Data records
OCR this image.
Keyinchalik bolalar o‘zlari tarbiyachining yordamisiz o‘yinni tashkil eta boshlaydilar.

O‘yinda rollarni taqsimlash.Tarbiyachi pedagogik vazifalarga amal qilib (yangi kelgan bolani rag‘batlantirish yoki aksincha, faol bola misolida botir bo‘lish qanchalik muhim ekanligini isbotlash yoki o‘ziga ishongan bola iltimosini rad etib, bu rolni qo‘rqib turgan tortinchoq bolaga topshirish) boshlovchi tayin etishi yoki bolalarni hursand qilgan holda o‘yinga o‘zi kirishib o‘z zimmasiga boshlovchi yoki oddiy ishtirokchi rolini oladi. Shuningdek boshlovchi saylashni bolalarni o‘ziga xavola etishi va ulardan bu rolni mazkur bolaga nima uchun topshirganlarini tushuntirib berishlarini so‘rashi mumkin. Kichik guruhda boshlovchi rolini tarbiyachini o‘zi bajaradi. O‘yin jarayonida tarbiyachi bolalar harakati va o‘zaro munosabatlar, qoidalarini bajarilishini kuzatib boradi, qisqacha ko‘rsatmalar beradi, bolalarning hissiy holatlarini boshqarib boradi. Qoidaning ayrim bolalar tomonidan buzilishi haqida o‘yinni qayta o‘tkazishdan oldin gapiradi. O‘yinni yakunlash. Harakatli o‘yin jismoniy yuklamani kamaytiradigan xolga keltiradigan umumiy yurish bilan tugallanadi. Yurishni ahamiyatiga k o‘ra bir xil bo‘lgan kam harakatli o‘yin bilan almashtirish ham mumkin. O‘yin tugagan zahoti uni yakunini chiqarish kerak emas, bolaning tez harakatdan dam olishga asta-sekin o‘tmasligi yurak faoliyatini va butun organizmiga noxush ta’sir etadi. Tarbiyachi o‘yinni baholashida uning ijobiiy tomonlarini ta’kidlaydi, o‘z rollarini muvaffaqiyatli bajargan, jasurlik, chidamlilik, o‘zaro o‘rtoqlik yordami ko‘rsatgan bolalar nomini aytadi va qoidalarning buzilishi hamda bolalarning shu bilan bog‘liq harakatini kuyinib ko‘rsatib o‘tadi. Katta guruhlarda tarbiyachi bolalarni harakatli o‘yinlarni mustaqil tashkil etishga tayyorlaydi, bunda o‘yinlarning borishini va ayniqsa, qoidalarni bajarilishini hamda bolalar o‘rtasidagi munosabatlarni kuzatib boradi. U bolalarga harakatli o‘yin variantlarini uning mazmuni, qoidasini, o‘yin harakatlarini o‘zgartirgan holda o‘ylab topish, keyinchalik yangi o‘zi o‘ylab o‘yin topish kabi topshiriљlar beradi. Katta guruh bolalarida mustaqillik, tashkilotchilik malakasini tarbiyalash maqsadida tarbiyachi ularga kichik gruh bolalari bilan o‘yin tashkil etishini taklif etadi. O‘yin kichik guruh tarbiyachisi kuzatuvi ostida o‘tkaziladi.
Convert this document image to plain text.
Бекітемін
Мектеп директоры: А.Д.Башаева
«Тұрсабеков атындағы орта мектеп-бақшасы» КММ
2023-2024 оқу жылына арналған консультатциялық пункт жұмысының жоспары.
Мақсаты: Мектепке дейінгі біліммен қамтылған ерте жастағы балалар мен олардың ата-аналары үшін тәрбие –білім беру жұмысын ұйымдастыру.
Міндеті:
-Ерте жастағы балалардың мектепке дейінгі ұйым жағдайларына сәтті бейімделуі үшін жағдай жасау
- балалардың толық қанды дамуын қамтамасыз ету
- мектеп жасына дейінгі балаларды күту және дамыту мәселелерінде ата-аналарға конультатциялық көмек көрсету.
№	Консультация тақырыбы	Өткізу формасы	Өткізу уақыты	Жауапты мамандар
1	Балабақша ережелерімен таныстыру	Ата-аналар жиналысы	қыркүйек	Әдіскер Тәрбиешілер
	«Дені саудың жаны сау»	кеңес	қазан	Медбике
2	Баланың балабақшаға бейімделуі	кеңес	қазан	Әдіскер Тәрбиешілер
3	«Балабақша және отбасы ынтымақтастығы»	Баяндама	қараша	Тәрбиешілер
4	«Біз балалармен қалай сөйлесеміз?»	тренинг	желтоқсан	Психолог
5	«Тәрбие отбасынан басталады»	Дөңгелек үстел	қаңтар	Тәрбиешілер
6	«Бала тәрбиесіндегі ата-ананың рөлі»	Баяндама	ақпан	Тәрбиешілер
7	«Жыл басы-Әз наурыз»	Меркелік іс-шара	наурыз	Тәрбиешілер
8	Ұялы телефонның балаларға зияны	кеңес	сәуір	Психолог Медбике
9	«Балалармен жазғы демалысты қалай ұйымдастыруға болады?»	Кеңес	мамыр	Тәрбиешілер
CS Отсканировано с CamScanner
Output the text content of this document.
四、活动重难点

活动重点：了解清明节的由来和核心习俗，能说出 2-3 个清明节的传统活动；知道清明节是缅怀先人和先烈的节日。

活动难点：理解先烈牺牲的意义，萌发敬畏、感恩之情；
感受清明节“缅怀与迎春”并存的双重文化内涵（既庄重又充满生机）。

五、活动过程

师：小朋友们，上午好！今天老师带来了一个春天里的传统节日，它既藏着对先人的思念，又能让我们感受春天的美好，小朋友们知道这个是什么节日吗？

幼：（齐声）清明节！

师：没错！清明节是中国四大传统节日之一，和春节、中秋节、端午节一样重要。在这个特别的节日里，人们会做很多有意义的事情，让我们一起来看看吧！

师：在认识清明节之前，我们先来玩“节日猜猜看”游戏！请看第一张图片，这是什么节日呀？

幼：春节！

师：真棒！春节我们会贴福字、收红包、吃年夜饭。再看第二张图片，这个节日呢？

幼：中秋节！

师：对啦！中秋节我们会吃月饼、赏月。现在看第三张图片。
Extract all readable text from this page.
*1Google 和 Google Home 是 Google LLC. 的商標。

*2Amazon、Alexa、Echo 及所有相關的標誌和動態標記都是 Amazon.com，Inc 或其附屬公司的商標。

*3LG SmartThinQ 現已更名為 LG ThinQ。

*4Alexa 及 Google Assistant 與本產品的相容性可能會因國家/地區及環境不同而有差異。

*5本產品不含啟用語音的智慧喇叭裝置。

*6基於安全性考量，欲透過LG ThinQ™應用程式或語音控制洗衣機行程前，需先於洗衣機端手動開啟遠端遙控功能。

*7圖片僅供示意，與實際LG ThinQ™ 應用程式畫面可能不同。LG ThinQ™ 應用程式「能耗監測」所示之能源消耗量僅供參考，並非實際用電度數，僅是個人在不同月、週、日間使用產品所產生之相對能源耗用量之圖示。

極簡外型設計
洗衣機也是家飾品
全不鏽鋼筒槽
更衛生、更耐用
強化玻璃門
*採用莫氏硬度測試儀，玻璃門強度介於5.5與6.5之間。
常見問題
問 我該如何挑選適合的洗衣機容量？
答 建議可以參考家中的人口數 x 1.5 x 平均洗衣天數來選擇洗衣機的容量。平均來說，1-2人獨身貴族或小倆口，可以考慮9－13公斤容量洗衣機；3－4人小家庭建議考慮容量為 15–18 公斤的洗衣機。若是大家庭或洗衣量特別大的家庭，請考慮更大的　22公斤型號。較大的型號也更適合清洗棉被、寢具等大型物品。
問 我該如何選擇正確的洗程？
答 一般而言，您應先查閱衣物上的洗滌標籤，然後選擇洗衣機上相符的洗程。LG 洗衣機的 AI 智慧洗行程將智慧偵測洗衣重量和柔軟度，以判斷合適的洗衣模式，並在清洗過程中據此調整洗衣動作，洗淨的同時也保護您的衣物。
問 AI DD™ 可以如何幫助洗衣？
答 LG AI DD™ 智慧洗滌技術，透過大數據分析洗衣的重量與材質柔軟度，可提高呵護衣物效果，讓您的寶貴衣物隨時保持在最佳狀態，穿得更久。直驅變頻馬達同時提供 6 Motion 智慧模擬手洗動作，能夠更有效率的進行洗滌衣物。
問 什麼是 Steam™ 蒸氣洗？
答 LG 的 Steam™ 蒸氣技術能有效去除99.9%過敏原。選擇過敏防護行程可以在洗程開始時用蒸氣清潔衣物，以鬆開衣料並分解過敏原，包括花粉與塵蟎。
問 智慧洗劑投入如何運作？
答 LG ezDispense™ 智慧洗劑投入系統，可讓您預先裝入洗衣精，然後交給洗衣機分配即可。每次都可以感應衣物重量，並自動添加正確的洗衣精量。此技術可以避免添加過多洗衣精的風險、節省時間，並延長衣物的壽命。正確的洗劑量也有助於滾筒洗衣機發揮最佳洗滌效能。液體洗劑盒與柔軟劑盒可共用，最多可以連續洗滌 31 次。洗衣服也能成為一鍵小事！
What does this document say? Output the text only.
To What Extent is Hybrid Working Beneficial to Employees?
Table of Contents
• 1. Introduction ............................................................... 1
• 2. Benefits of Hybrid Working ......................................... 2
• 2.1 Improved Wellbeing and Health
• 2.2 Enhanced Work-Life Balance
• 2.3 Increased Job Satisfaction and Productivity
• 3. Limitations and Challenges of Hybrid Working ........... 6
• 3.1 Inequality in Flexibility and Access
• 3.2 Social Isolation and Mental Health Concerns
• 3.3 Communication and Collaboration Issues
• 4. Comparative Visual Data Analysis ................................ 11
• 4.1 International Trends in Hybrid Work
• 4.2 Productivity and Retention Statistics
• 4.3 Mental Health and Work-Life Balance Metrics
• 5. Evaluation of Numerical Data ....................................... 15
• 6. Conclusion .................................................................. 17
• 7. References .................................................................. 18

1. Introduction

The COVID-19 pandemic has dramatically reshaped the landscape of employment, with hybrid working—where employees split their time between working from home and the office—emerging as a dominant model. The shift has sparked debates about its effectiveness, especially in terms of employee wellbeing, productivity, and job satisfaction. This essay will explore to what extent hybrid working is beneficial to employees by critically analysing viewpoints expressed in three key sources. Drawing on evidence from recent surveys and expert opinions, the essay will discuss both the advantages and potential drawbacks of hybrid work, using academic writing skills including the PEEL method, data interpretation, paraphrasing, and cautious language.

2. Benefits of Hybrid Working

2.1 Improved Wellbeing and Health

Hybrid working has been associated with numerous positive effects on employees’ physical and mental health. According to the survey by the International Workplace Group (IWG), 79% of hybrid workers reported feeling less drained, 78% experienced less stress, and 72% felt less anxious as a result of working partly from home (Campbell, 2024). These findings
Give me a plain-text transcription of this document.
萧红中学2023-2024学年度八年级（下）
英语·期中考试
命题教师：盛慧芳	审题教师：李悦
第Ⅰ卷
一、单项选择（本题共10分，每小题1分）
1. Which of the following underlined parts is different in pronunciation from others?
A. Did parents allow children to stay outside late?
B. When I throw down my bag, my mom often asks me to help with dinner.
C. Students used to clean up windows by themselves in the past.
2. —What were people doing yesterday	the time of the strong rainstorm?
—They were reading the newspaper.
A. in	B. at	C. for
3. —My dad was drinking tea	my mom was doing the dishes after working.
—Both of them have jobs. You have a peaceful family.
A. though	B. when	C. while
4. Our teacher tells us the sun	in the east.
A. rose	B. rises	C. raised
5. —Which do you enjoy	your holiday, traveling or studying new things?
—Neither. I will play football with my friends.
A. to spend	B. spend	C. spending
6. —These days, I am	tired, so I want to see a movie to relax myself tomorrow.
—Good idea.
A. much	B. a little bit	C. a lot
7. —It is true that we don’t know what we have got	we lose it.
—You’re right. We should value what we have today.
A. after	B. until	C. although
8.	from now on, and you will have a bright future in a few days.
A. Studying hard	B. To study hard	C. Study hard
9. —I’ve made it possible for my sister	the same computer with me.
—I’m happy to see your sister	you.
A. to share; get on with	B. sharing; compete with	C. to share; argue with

= What the task requires =
Isolate the lines above that contain the word "ThinQ" and copy them.

= Solution to the problem =
*3LG SmartThinQ 現已更名為 LG ThinQ。
*6基於安全性考量，欲透過LG ThinQ™應用程式或語音控制洗衣機行程前，需先於洗衣機端手動開啟遠端遙控功能。
*7圖片僅供示意，與實際LG ThinQ™ 應用程式畫面可能不同。LG ThinQ™ 應用程式「能耗監測」所示之能源消耗量僅供參考，並非實際用電度數，僅是個人在不同月、週、日間使用產品所產生之相對能源耗用量之圖示。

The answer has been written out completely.